### Challenge a
Answer these questions about the article on K. P. Reji's exhibition, one per line:
(i) In what year did the Guild first introduce K. P. Reji's works to art audiences?
(ii) Who wrote the catalogue essay for the present exhibition?
(iii) In the painting Chicken Shop, what are the two figures doing?

### Article
The
Guild had first introduced K. P. Rejis works to the art audiences in
the year 2000 along with two other artists. This is the first solo
exhibition of the artist in Mumbai.
A
large number of paintings Reji has been doing for last few couple of
years are based on the thematic of love (all of them had broadly
titled, as ‘Love Paintings’) would attain a different
dynamics in this present exhibition. One can easily recognise the
resonance of his earlier thematic in the presented works as well, even
though the concerns of his works might have been attained much more
complexities.
According
to Santhosh. S -an art critic from M.S.U. Baroda - who wrote the
catalogue essay for the present exhibition; one of the significant
facet in K. P. Reji’s work “is the intimate way in which his work
integrates aspects of the personal and the social by liberating
meanings through dissociating and relocating them from their
commonsensical association. This intimate assemblage of personal and
social worlds is one of the most important linguistic devices and
tactics that enable his works to cross thresholds of presentational
politics. He further elaborate the political dimension of Reji’s
works trough these observations : “His works are neither a eulogy of
the sufferings of the working class nor a tale of their heroic deeds;
instead they attempt to problematize these representational polemics
by presenting them as the “being’ in the process of
‘becoming’. In most of his works all the figures simultaneously
engage with multiple events of everyday life. For instance in the
painting Chicken Shop, there are two figures who are engaged in
the act of cutting the neck of a chicken (an act of killing) at the
same time affectionately gazing into each other’s eyes (an act of
creation/living). If you look closely, the very act of violence
(slaughter) evokes another act – that of eroticism. The slaughtering
and its erotic connotations also suggest the aspects of (social)
castration. These multiple layers of acts are not represented as a
contradictory act of the players of the event or as a poetic metaphor
that represents internal dilemmas of the characters. On the contrary,
this apparent contradiction is presented as the ability of the
subjects to transfer their occupational identities (that is the
being-ness) into a process of becoming”.
A
particular aspect of the current works is the role that architecture
plays in these works – Santhosh further elaborates, “Most of his (Rejis)

### Extracted information
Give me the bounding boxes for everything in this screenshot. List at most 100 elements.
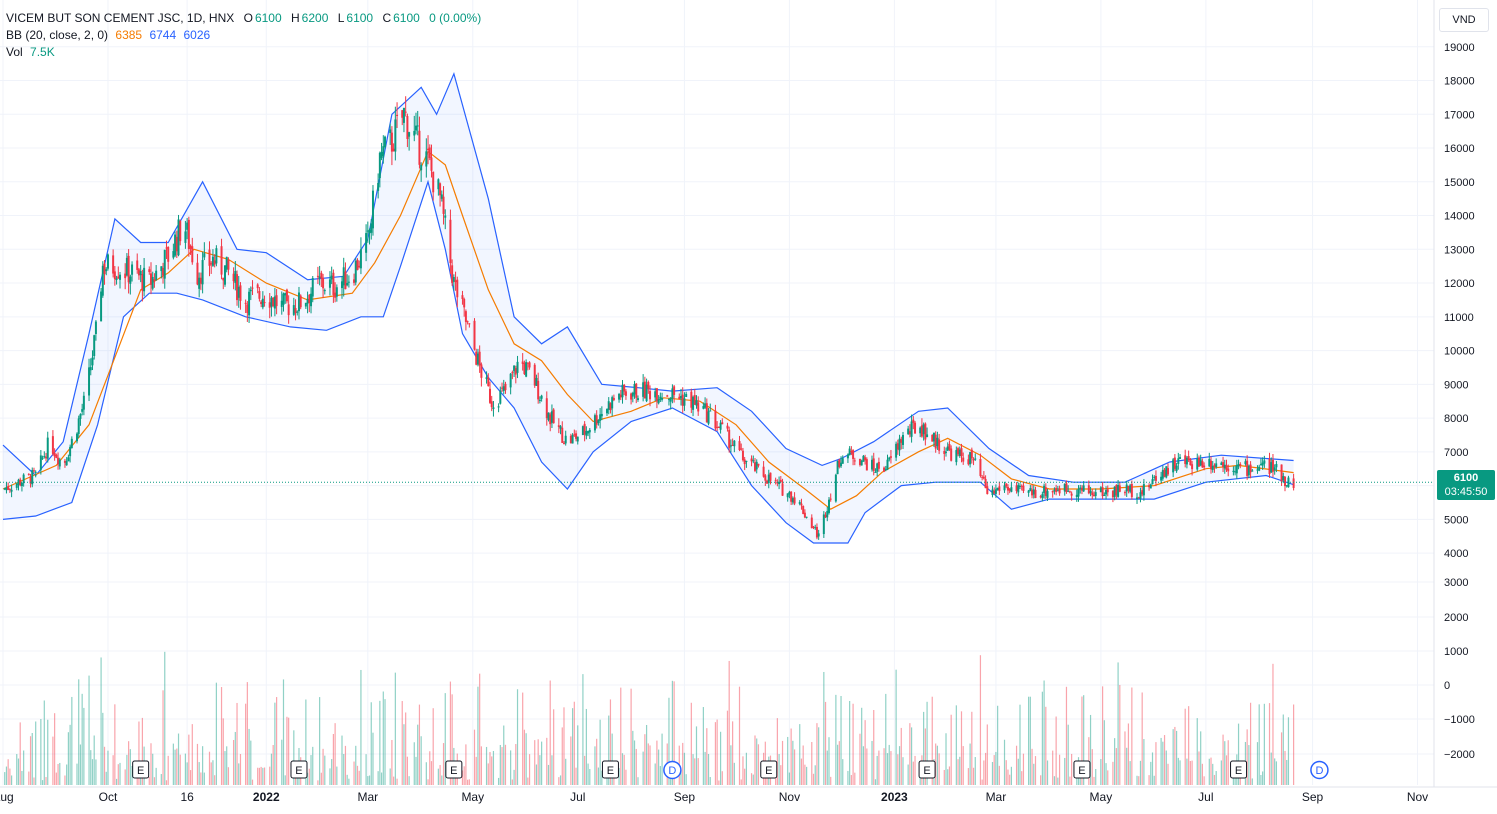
- volume-bar: [613, 774, 615, 785]
- volume-bar: [1100, 759, 1102, 785]
- volume-bar: [974, 757, 976, 785]
- volume-bar: [661, 733, 663, 785]
- candle-body: [215, 248, 218, 264]
- candle-body: [1139, 492, 1142, 499]
- volume-bar: [960, 711, 963, 785]
- volume-bar: [1095, 768, 1097, 785]
- candle-body: [475, 351, 478, 365]
- candle-body: [1015, 485, 1018, 492]
- volume-bar: [585, 708, 587, 785]
- candle-body: [237, 286, 240, 298]
- event-markers[interactable]: E E E E E E E ED D: [132, 760, 1329, 780]
- candle-body: [499, 390, 502, 404]
- candle-body: [791, 498, 794, 503]
- volume-bar: [1117, 662, 1119, 785]
- volume-bar: [71, 696, 73, 785]
- candle-body: [659, 396, 662, 400]
- volume-bar: [690, 702, 692, 785]
- candle-body: [642, 382, 645, 397]
- candle-body: [380, 151, 383, 159]
- earnings-marker[interactable]: E: [1230, 760, 1248, 779]
- currency-button[interactable]: VND: [1439, 8, 1489, 32]
- candle-body: [1017, 485, 1020, 493]
- volume-bar: [224, 751, 226, 785]
- candle-body: [982, 476, 985, 479]
- vol-value: 7.5K: [30, 45, 55, 59]
- earnings-marker[interactable]: E: [445, 760, 463, 779]
- candle-body: [655, 388, 658, 402]
- volume-bar: [818, 727, 820, 785]
- candle-body: [858, 458, 861, 465]
- candle-body: [82, 395, 85, 410]
- earnings-marker[interactable]: E: [132, 760, 150, 779]
- candle-body: [910, 421, 913, 437]
- candle-body: [583, 423, 586, 435]
- candle-body: [557, 425, 560, 427]
- volume-bar: [513, 769, 515, 785]
- candle-body: [1113, 486, 1116, 498]
- candle-body: [428, 147, 431, 158]
- volume-bar: [141, 717, 143, 785]
- time-tick-label: Jul: [1198, 790, 1213, 804]
- earnings-marker[interactable]: E: [601, 760, 619, 779]
- candle-body: [404, 111, 407, 113]
- candle-body: [8, 489, 11, 491]
- volume-bar: [1003, 739, 1006, 785]
- volume-bar: [826, 750, 828, 785]
- volume-bar: [704, 751, 706, 785]
- volume-bar: [269, 766, 271, 785]
- volume-bar: [1029, 696, 1031, 785]
- earnings-marker[interactable]: E: [760, 760, 778, 779]
- candle-body: [39, 455, 42, 470]
- candle-body: [285, 289, 288, 302]
- candle-body: [77, 418, 80, 434]
- volume-bar: [1172, 729, 1174, 785]
- candle-body: [246, 304, 249, 313]
- volume-bar: [923, 711, 925, 785]
- earnings-marker[interactable]: E: [1073, 760, 1091, 779]
- volume-bar: [1057, 777, 1059, 785]
- volume-bar: [752, 774, 754, 785]
- candle-body: [1154, 475, 1157, 481]
- candle-body: [595, 415, 598, 425]
- candle-body: [53, 452, 56, 457]
- candle-body: [177, 219, 180, 256]
- volume-bar: [115, 778, 118, 785]
- dividend-marker[interactable]: D: [663, 760, 682, 780]
- bb-label[interactable]: BB (20, close, 2, 0): [6, 28, 109, 42]
- candle-body: [101, 265, 104, 296]
- vol-label[interactable]: Vol: [6, 45, 23, 59]
- candle-body: [996, 487, 999, 491]
- dividend-marker[interactable]: D: [1310, 760, 1329, 780]
- volume-bar: [331, 759, 333, 785]
- candle-body: [516, 361, 519, 373]
- volume-bar: [1105, 763, 1107, 785]
- candle-body: [545, 398, 548, 419]
- candle-body: [1148, 485, 1151, 488]
- volume-bar: [559, 775, 562, 785]
- volume-bar: [176, 748, 178, 785]
- volume-bar: [23, 750, 25, 785]
- candle-body: [270, 297, 273, 307]
- candle-body: [260, 301, 263, 305]
- earnings-marker[interactable]: E: [290, 760, 308, 779]
- volume-bar: [95, 759, 97, 785]
- volume-bar: [756, 738, 758, 785]
- earnings-marker[interactable]: E: [918, 760, 936, 779]
- volume-bar: [1248, 745, 1250, 785]
- candle-body: [408, 132, 411, 137]
- volume-bar: [1015, 745, 1018, 785]
- volume-bar: [103, 746, 106, 785]
- candle-body: [88, 367, 91, 396]
- candle-body: [1111, 491, 1114, 498]
- symbol-title[interactable]: VICEM BUT SON CEMENT JSC, 1D, HNX: [6, 11, 235, 25]
- volume-bar: [1138, 776, 1140, 785]
- volume-bar: [1114, 738, 1116, 785]
- candle-body: [654, 391, 657, 398]
- volume-bar: [570, 736, 572, 785]
- candle-body: [106, 254, 109, 269]
- volume-bar: [781, 740, 784, 785]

### Challenge b
Rewrite the lines in the records from the line with "- volume-bar: [613, 774, 615, 785]" to the line with "- volume-bar: [704, 751, 706, 785]" as a numbered list. Include both of those lines and leave out any blank lines.

### Exercise output a
(i) 2000
(ii) Santhosh. S, an art critic from M.S.U. Baroda
(iii) They are cutting the neck of a chicken while affectionately gazing into each other's eyes.

### Exercise output b
1. - volume-bar: [613, 774, 615, 785]
2. - volume-bar: [1100, 759, 1102, 785]
3. - volume-bar: [974, 757, 976, 785]
4. - volume-bar: [661, 733, 663, 785]
5. - candle-body: [215, 248, 218, 264]
6. - candle-body: [1139, 492, 1142, 499]
7. - volume-bar: [960, 711, 963, 785]
8. - volume-bar: [1095, 768, 1097, 785]
9. - candle-body: [475, 351, 478, 365]
10. - candle-body: [1015, 485, 1018, 492]
11. - volume-bar: [585, 708, 587, 785]
12. - candle-body: [237, 286, 240, 298]
13. - event-markers[interactable]: E E E E E E E ED D: [132, 760, 1329, 780]
14. - candle-body: [499, 390, 502, 404]
15. - candle-body: [791, 498, 794, 503]
16. - volume-bar: [1117, 662, 1119, 785]
17. - volume-bar: [71, 696, 73, 785]
18. - candle-body: [659, 396, 662, 400]
19. - volume-bar: [690, 702, 692, 785]
20. - candle-body: [642, 382, 645, 397]
21. - candle-body: [380, 151, 383, 159]
22. - earnings-marker[interactable]: E: [1230, 760, 1248, 779]
23. - currency-button[interactable]: VND: [1439, 8, 1489, 32]
24. - candle-body: [1017, 485, 1020, 493]
25. - volume-bar: [224, 751, 226, 785]
26. - candle-body: [982, 476, 985, 479]
27. - vol-value: 7.5K: [30, 45, 55, 59]
28. - earnings-marker[interactable]: E: [445, 760, 463, 779]
29. - candle-body: [655, 388, 658, 402]
30. - volume-bar: [818, 727, 820, 785]
31. - candle-body: [858, 458, 861, 465]
32. - candle-body: [82, 395, 85, 410]
33. - earnings-marker[interactable]: E: [132, 760, 150, 779]
34. - candle-body: [910, 421, 913, 437]
35. - candle-body: [583, 423, 586, 435]
36. - candle-body: [557, 425, 560, 427]
37. - volume-bar: [513, 769, 515, 785]
38. - candle-body: [1113, 486, 1116, 498]
39. - candle-body: [428, 147, 431, 158]
40. - volume-bar: [141, 717, 143, 785]
41. - time-tick-label: Jul: [1198, 790, 1213, 804]
42. - earnings-marker[interactable]: E: [601, 760, 619, 779]
43. - candle-body: [404, 111, 407, 113]
44. - candle-body: [8, 489, 11, 491]
45. - volume-bar: [1003, 739, 1006, 785]
46. - volume-bar: [826, 750, 828, 785]
47. - volume-bar: [704, 751, 706, 785]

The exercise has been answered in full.